* [Goal]
Every record must be written out once more, with nothing added or omitted.

* [Part of a data file]
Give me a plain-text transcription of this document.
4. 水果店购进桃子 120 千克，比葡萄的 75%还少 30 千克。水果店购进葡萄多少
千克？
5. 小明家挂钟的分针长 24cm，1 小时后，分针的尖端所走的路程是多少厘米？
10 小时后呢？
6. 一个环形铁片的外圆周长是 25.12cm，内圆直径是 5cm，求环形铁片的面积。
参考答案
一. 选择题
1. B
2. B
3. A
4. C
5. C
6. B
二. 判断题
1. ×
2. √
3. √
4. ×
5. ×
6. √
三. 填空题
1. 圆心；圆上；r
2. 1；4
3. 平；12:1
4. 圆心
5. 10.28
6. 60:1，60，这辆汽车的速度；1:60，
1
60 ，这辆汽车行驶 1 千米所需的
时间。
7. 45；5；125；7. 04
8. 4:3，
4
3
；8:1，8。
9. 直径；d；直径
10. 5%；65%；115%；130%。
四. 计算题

* [Written solution]
Give me a plain-text transcription of this document.
4. 水果店购进桃子 120 千克，比葡萄的 75%还少 30 千克。水果店购进葡萄多少
千克？
5. 小明家挂钟的分针长 24cm，1 小时后，分针的尖端所走的路程是多少厘米？
10 小时后呢？
6. 一个环形铁片的外圆周长是 25.12cm，内圆直径是 5cm，求环形铁片的面积。
参考答案
一. 选择题
1. B
2. B
3. A
4. C
5. C
6. B
二. 判断题
1. ×
2. √
3. √
4. ×
5. ×
6. √
三. 填空题
1. 圆心；圆上；r
2. 1；4
3. 平；12:1
4. 圆心
5. 10.28
6. 60:1，60，这辆汽车的速度；1:60，
1
60 ，这辆汽车行驶 1 千米所需的
时间。
7. 45；5；125；7. 04
8. 4:3，
4
3
；8:1，8。
9. 直径；d；直径
10. 5%；65%；115%；130%。
四. 计算题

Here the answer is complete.